§ What needs to be done: Skip the images and return the records below exactly.

§ Record list:
** start **

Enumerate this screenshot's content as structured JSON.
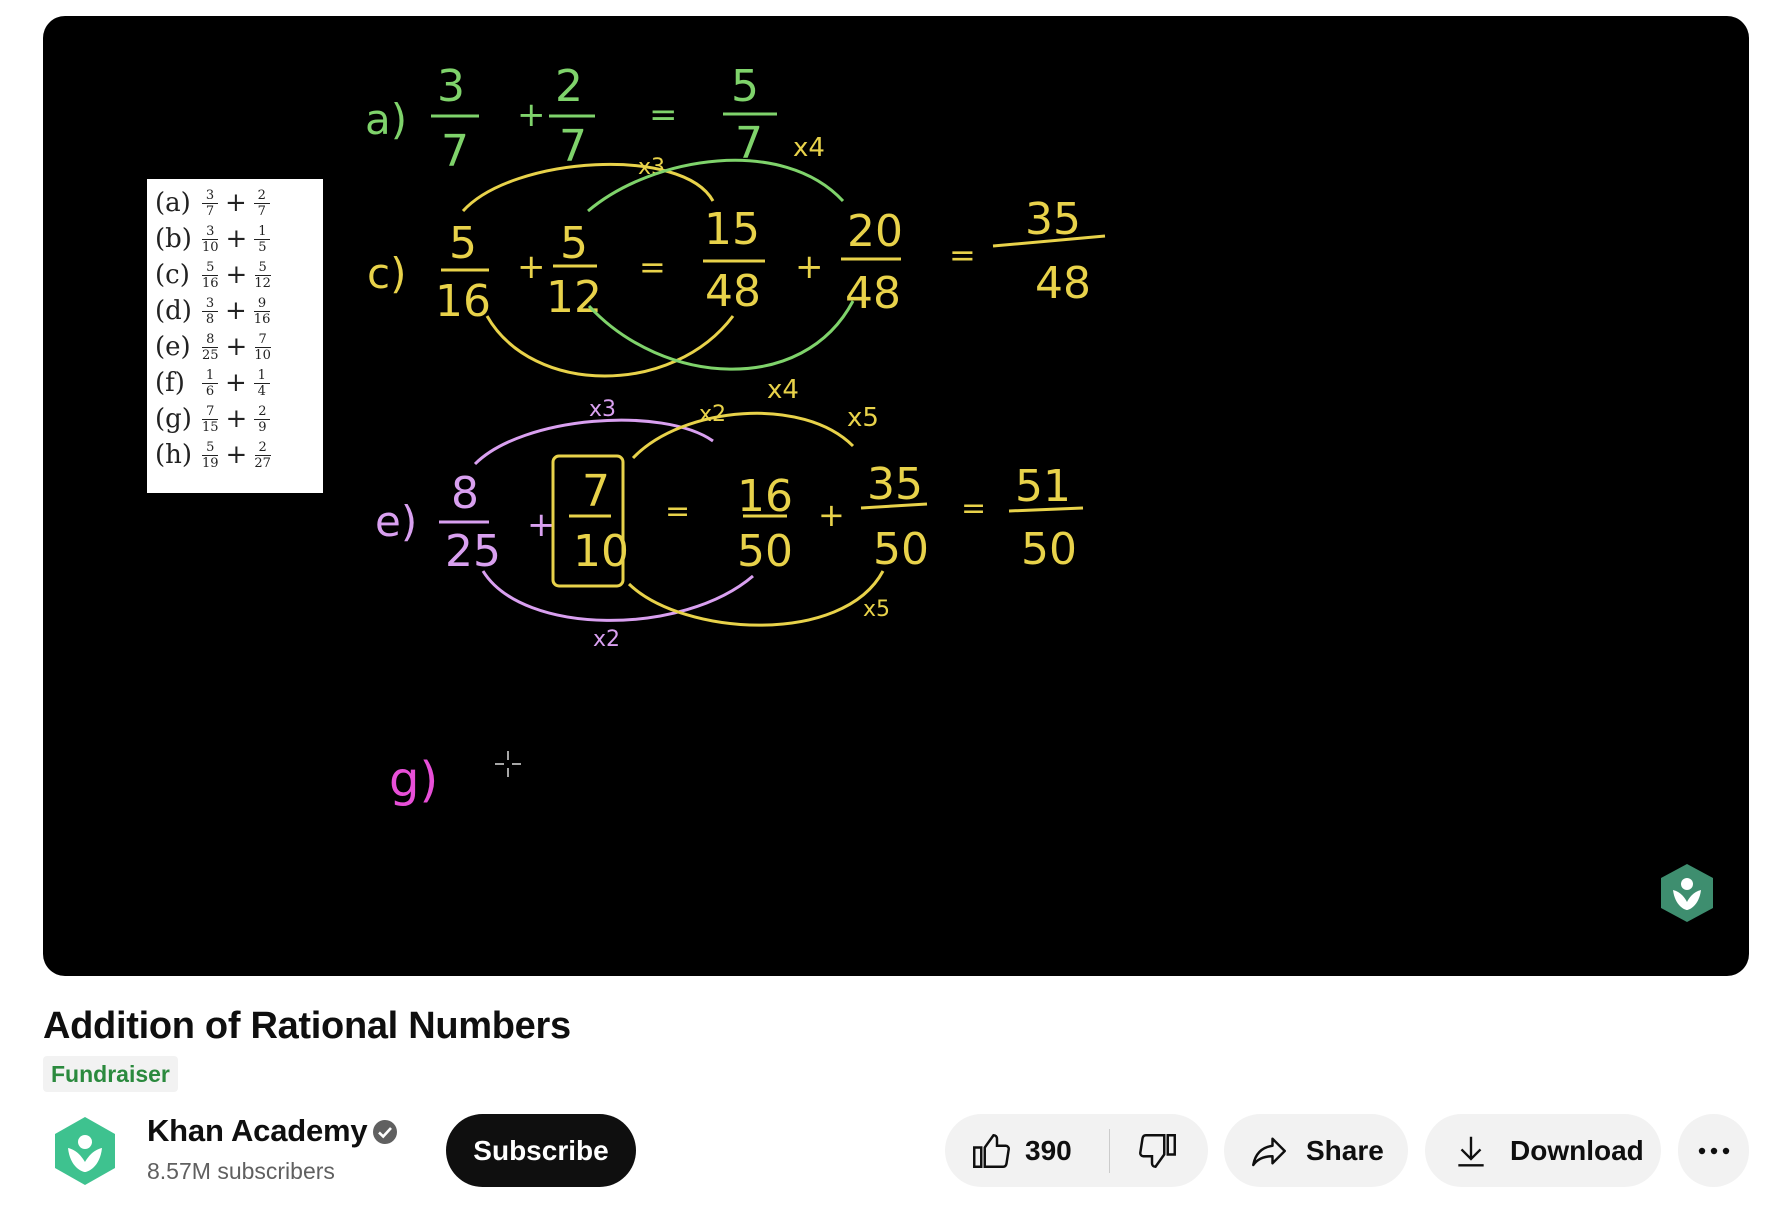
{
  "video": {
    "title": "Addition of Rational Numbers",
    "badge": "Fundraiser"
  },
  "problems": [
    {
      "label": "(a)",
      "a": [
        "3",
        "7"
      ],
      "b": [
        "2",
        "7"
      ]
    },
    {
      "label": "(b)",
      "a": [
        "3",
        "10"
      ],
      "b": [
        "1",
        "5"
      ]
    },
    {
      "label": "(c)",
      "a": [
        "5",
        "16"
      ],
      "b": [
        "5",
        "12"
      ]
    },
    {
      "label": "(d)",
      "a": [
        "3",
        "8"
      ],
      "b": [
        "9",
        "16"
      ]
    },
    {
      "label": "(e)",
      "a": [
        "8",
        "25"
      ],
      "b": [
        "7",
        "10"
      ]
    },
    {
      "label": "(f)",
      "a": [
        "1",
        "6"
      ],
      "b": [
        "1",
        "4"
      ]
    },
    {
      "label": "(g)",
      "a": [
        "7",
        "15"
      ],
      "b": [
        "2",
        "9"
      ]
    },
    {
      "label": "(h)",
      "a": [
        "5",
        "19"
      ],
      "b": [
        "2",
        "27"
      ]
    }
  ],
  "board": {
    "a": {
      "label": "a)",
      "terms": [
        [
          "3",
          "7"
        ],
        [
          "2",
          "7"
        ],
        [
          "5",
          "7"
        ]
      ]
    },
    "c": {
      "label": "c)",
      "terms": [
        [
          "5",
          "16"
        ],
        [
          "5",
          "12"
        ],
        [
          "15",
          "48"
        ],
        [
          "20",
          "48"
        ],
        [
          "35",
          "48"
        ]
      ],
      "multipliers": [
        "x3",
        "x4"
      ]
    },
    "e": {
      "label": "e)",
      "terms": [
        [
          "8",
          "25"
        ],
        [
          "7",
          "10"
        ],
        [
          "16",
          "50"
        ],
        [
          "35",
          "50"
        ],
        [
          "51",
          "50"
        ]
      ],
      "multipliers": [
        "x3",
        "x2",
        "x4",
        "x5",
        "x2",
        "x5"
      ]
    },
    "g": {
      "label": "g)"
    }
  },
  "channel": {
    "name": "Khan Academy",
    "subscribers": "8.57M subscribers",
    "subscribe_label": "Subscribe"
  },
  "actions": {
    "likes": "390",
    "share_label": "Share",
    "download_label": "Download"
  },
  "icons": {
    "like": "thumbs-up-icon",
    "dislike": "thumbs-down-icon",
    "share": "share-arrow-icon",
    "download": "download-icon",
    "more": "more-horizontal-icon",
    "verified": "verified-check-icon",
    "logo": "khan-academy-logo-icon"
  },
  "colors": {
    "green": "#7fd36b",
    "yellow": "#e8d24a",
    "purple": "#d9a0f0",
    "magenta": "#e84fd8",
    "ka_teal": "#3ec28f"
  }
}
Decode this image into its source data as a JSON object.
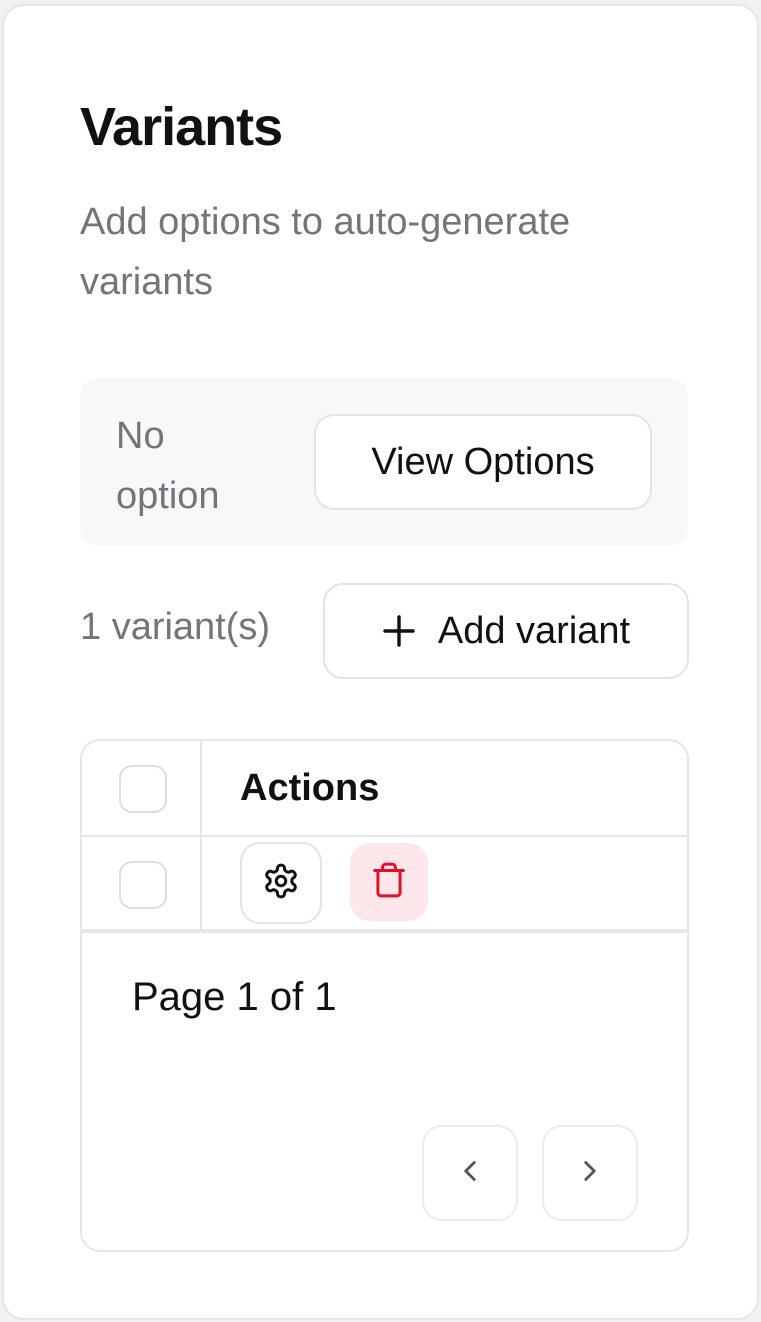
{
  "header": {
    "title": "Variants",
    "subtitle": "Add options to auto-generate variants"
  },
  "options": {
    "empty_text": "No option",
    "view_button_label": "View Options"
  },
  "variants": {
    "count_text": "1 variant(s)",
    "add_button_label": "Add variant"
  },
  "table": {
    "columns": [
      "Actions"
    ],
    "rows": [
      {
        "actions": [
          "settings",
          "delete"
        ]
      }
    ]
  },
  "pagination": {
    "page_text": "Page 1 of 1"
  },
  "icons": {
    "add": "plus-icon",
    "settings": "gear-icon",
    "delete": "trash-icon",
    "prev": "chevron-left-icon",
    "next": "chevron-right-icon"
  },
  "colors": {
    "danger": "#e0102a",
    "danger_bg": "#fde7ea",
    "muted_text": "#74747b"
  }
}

** end **

§ Written reply:
Enumerate this screenshot's content as structured JSON.
{
  "video": {
    "title": "Addition of Rational Numbers",
    "badge": "Fundraiser"
  },
  "problems": [
    {
      "label": "(a)",
      "a": [
        "3",
        "7"
      ],
      "b": [
        "2",
        "7"
      ]
    },
    {
      "label": "(b)",
      "a": [
        "3",
        "10"
      ],
      "b": [
        "1",
        "5"
      ]
    },
    {
      "label": "(c)",
      "a": [
        "5",
        "16"
      ],
      "b": [
        "5",
        "12"
      ]
    },
    {
      "label": "(d)",
      "a": [
        "3",
        "8"
      ],
      "b": [
        "9",
        "16"
      ]
    },
    {
      "label": "(e)",
      "a": [
        "8",
        "25"
      ],
      "b": [
        "7",
        "10"
      ]
    },
    {
      "label": "(f)",
      "a": [
        "1",
        "6"
      ],
      "b": [
        "1",
        "4"
      ]
    },
    {
      "label": "(g)",
      "a": [
        "7",
        "15"
      ],
      "b": [
        "2",
        "9"
      ]
    },
    {
      "label": "(h)",
      "a": [
        "5",
        "19"
      ],
      "b": [
        "2",
        "27"
      ]
    }
  ],
  "board": {
    "a": {
      "label": "a)",
      "terms": [
        [
          "3",
          "7"
        ],
        [
          "2",
          "7"
        ],
        [
          "5",
          "7"
        ]
      ]
    },
    "c": {
      "label": "c)",
      "terms": [
        [
          "5",
          "16"
        ],
        [
          "5",
          "12"
        ],
        [
          "15",
          "48"
        ],
        [
          "20",
          "48"
        ],
        [
          "35",
          "48"
        ]
      ],
      "multipliers": [
        "x3",
        "x4"
      ]
    },
    "e": {
      "label": "e)",
      "terms": [
        [
          "8",
          "25"
        ],
        [
          "7",
          "10"
        ],
        [
          "16",
          "50"
        ],
        [
          "35",
          "50"
        ],
        [
          "51",
          "50"
        ]
      ],
      "multipliers": [
        "x3",
        "x2",
        "x4",
        "x5",
        "x2",
        "x5"
      ]
    },
    "g": {
      "label": "g)"
    }
  },
  "channel": {
    "name": "Khan Academy",
    "subscribers": "8.57M subscribers",
    "subscribe_label": "Subscribe"
  },
  "actions": {
    "likes": "390",
    "share_label": "Share",
    "download_label": "Download"
  },
  "icons": {
    "like": "thumbs-up-icon",
    "dislike": "thumbs-down-icon",
    "share": "share-arrow-icon",
    "download": "download-icon",
    "more": "more-horizontal-icon",
    "verified": "verified-check-icon",
    "logo": "khan-academy-logo-icon"
  },
  "colors": {
    "green": "#7fd36b",
    "yellow": "#e8d24a",
    "purple": "#d9a0f0",
    "magenta": "#e84fd8",
    "ka_teal": "#3ec28f"
  }
}
Decode this image into its source data as a JSON object.
{
  "header": {
    "title": "Variants",
    "subtitle": "Add options to auto-generate variants"
  },
  "options": {
    "empty_text": "No option",
    "view_button_label": "View Options"
  },
  "variants": {
    "count_text": "1 variant(s)",
    "add_button_label": "Add variant"
  },
  "table": {
    "columns": [
      "Actions"
    ],
    "rows": [
      {
        "actions": [
          "settings",
          "delete"
        ]
      }
    ]
  },
  "pagination": {
    "page_text": "Page 1 of 1"
  },
  "icons": {
    "add": "plus-icon",
    "settings": "gear-icon",
    "delete": "trash-icon",
    "prev": "chevron-left-icon",
    "next": "chevron-right-icon"
  },
  "colors": {
    "danger": "#e0102a",
    "danger_bg": "#fde7ea",
    "muted_text": "#74747b"
  }
}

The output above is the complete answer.